**DATA EXTRACT:**

☆ ☆ ☆ ☆ ☆ ☆ ☆

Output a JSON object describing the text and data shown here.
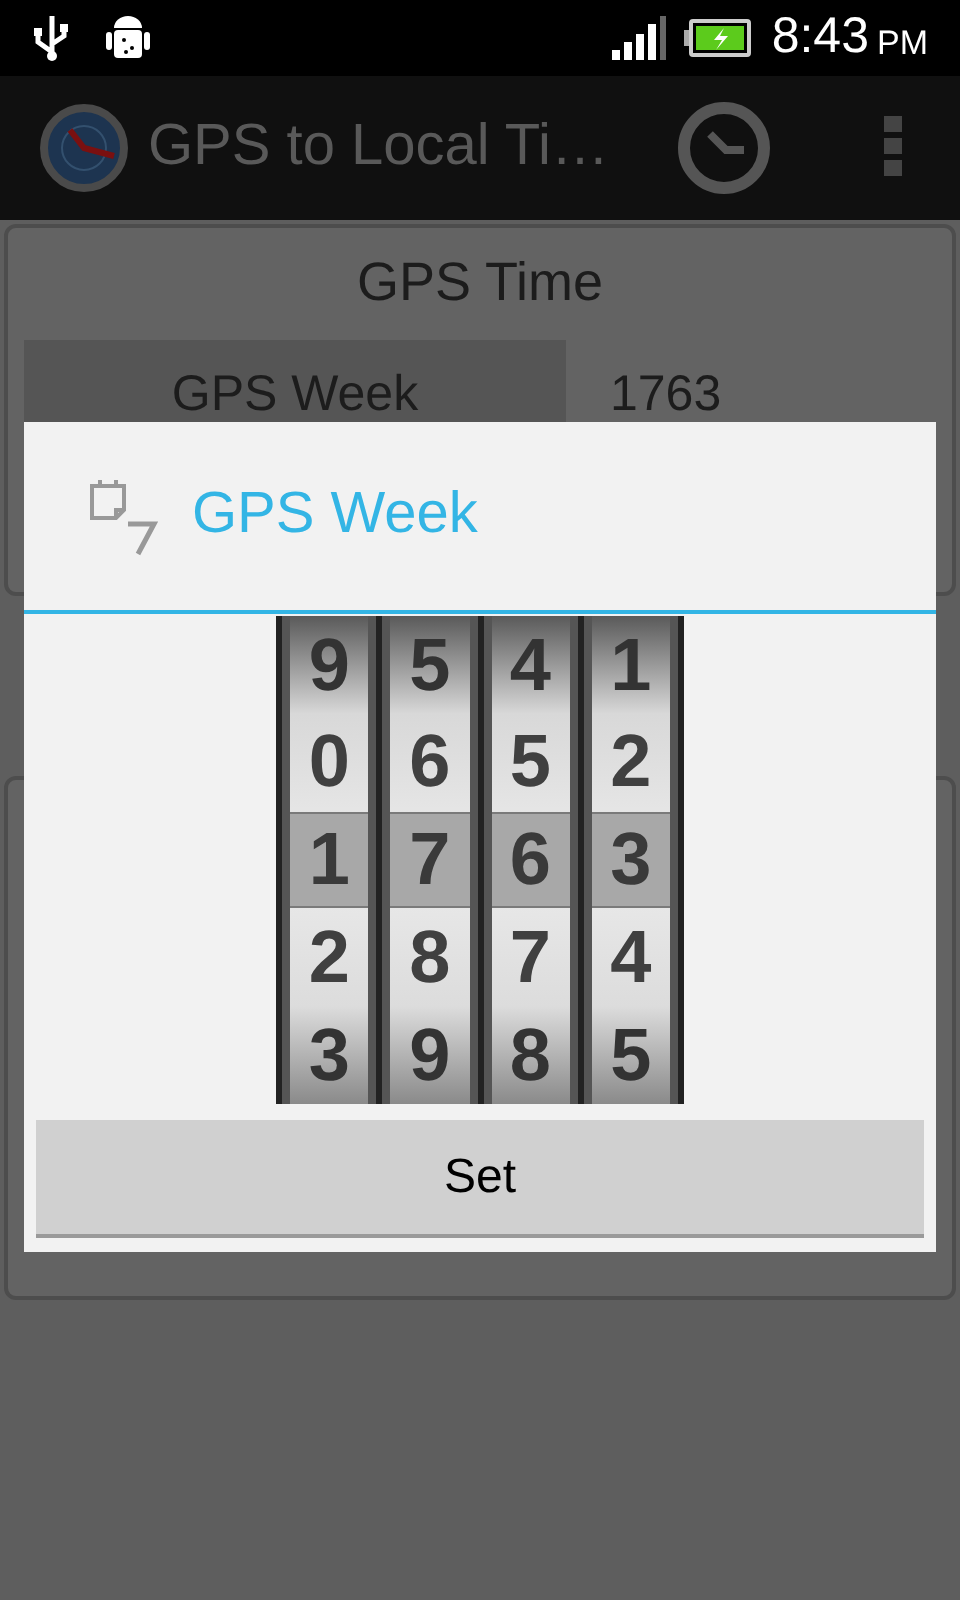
{
  "status_bar": {
    "time": "8:43",
    "ampm": "PM"
  },
  "action_bar": {
    "title": "GPS to Local Ti…"
  },
  "card": {
    "title": "GPS Time",
    "rows": [
      {
        "label": "GPS Week",
        "value": "1763"
      }
    ]
  },
  "dialog": {
    "title": "GPS Week",
    "wheels": [
      [
        {
          "digit": "9",
          "selected": false
        },
        {
          "digit": "0",
          "selected": false
        },
        {
          "digit": "1",
          "selected": true
        },
        {
          "digit": "2",
          "selected": false
        },
        {
          "digit": "3",
          "selected": false
        }
      ],
      [
        {
          "digit": "5",
          "selected": false
        },
        {
          "digit": "6",
          "selected": false
        },
        {
          "digit": "7",
          "selected": true
        },
        {
          "digit": "8",
          "selected": false
        },
        {
          "digit": "9",
          "selected": false
        }
      ],
      [
        {
          "digit": "4",
          "selected": false
        },
        {
          "digit": "5",
          "selected": false
        },
        {
          "digit": "6",
          "selected": true
        },
        {
          "digit": "7",
          "selected": false
        },
        {
          "digit": "8",
          "selected": false
        }
      ],
      [
        {
          "digit": "1",
          "selected": false
        },
        {
          "digit": "2",
          "selected": false
        },
        {
          "digit": "3",
          "selected": true
        },
        {
          "digit": "4",
          "selected": false
        },
        {
          "digit": "5",
          "selected": false
        }
      ]
    ],
    "button": "Set"
  }
}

☆ ☆ ☆ ☆ ☆ ☆ ☆

**GOAL OF THE EXERCISE:** Search the data above for the string "title" and copy each line that has it.

**FINISHED TASK:**
    "title": "GPS to Local Ti…"
    "title": "GPS Time",
    "title": "GPS Week",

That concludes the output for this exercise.